■ PROBLEM
Write out each line in which the string "Schlaffunktion" is present.

(Data records)

========

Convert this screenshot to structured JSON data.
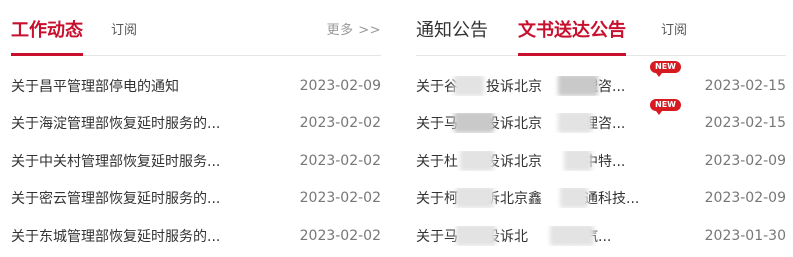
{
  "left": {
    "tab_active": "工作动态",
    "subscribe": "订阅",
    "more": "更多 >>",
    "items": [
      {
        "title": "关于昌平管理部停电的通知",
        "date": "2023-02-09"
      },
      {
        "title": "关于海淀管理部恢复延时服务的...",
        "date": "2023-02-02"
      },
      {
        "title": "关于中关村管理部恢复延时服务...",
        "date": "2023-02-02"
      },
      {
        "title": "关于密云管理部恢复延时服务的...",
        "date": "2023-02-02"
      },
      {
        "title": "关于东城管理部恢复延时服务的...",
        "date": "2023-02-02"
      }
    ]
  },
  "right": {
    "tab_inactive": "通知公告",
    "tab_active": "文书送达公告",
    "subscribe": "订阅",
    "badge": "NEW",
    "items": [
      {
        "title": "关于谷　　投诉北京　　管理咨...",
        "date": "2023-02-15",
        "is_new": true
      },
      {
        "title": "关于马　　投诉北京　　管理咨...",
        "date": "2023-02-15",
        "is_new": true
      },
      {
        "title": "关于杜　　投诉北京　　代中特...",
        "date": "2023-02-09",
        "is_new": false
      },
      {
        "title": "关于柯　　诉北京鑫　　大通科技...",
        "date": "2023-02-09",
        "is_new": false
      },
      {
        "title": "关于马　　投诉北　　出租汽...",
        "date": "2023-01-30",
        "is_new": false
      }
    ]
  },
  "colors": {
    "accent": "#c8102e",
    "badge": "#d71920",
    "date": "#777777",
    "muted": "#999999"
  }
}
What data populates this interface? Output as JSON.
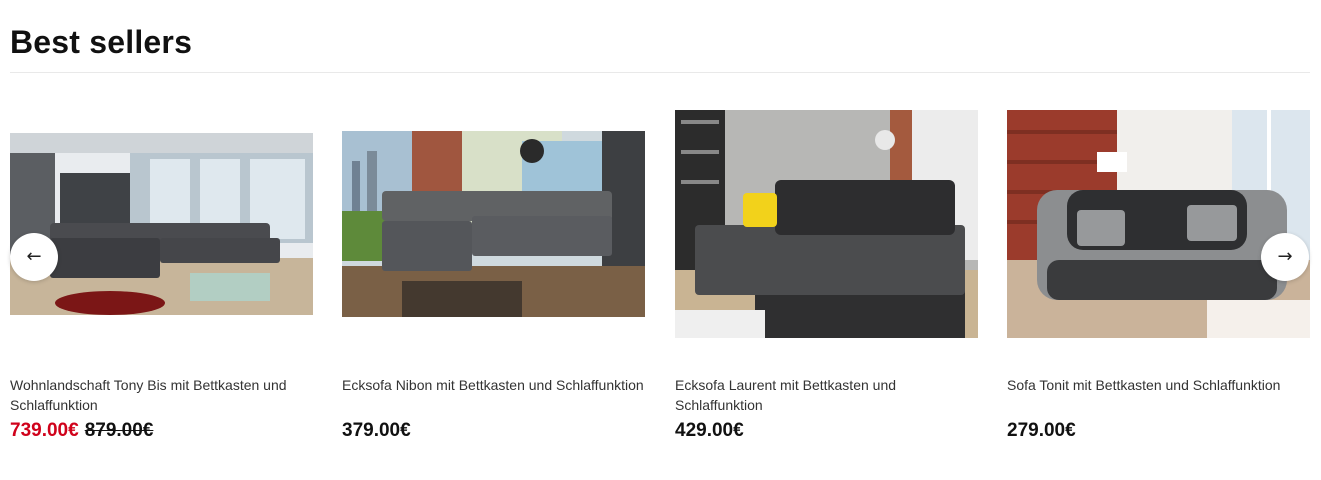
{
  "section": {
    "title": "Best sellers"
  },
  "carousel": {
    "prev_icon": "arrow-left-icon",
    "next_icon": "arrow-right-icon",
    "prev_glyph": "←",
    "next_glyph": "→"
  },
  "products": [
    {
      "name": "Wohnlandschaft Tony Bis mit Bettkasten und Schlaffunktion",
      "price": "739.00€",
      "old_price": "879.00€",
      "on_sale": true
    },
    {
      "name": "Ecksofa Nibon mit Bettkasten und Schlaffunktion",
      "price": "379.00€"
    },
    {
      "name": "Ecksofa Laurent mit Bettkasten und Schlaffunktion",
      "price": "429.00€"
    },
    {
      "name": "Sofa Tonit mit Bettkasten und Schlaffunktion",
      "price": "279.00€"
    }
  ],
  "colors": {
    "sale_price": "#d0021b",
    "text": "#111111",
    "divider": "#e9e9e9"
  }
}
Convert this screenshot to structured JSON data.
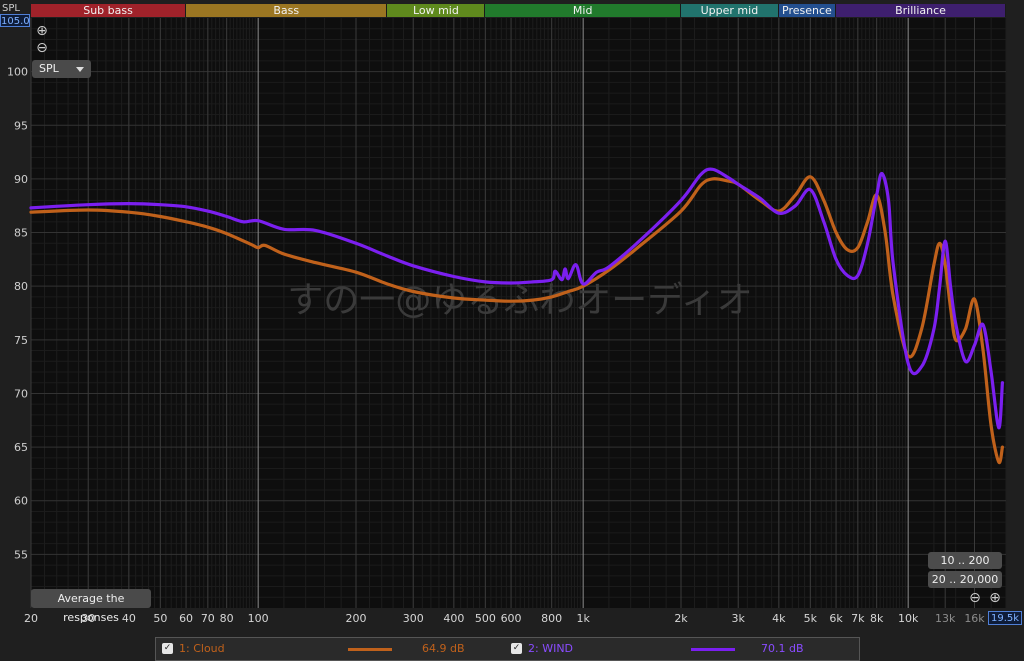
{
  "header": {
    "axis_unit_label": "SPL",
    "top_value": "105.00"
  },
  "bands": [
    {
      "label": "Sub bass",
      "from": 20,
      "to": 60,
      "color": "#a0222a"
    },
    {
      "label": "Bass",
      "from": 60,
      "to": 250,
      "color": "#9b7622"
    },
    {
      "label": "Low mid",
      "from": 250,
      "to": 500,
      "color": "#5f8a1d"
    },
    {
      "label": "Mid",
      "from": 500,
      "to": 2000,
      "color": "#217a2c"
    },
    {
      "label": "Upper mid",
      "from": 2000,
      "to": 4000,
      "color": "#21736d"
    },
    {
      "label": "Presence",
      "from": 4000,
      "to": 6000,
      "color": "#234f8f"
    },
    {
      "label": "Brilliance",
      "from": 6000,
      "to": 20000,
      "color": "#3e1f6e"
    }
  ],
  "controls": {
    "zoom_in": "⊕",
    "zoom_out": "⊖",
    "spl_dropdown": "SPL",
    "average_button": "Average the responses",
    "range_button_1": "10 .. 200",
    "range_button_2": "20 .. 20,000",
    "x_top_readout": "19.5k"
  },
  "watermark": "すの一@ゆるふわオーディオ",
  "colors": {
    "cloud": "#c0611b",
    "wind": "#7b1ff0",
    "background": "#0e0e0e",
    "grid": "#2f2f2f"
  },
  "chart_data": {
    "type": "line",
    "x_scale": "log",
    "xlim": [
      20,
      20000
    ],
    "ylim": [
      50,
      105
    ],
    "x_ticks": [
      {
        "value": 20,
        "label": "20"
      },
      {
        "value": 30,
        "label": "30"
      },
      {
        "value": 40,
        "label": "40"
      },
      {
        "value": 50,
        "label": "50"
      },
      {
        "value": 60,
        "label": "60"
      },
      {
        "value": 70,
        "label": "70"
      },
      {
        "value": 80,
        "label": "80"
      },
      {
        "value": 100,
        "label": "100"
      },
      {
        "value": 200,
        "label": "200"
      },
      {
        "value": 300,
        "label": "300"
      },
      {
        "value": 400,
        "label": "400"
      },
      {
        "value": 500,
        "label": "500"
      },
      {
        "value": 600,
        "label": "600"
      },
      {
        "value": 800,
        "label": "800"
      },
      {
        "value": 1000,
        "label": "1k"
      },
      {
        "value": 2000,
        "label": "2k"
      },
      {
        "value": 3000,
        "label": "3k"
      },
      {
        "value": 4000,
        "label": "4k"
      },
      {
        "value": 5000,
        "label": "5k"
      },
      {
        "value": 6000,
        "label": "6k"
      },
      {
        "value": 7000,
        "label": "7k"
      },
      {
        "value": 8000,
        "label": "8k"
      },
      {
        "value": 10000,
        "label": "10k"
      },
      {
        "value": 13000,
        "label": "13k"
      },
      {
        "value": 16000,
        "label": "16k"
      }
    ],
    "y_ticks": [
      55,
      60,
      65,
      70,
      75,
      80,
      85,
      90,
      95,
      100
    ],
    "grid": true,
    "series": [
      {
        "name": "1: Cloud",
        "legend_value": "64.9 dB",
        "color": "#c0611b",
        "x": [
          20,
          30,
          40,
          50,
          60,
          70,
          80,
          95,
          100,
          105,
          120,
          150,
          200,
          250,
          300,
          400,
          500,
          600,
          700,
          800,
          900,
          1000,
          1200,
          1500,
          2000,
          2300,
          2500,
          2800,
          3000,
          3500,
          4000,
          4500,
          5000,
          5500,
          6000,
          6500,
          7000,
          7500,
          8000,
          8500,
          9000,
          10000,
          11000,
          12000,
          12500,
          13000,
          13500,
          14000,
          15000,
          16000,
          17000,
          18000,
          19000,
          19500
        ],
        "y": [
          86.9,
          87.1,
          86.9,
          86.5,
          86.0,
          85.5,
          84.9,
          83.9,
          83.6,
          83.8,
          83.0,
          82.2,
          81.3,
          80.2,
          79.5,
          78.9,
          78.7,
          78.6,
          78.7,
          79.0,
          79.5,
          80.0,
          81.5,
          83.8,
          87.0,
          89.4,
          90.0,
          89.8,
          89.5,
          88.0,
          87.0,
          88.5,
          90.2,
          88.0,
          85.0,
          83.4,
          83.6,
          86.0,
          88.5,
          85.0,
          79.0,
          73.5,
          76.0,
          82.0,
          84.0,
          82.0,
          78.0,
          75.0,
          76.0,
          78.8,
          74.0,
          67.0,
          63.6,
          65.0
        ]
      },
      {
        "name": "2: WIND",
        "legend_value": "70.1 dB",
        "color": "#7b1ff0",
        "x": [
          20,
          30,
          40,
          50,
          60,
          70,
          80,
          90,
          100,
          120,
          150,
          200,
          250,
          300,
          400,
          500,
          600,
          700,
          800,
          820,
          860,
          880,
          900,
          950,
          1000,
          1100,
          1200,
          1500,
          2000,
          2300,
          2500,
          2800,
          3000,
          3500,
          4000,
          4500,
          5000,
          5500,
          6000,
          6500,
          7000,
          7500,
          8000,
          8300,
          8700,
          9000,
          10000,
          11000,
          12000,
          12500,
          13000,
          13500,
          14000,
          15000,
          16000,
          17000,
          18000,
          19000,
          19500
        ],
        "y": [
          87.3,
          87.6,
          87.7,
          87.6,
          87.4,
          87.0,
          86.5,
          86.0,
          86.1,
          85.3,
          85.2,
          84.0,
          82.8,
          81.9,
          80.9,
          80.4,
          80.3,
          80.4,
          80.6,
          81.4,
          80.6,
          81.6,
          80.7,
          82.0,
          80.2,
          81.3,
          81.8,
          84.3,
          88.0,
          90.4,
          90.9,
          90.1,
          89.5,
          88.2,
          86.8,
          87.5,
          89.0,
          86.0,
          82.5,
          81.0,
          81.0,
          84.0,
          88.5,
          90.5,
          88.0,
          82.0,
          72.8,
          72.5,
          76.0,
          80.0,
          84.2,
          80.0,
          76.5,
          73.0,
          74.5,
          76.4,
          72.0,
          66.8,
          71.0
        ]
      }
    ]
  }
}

========

■ RESULT
      "name": "Wohnlandschaft Tony Bis mit Bettkasten und Schlaffunktion",
      "name": "Ecksofa Nibon mit Bettkasten und Schlaffunktion",
      "name": "Ecksofa Laurent mit Bettkasten und Schlaffunktion",
      "name": "Sofa Tonit mit Bettkasten und Schlaffunktion",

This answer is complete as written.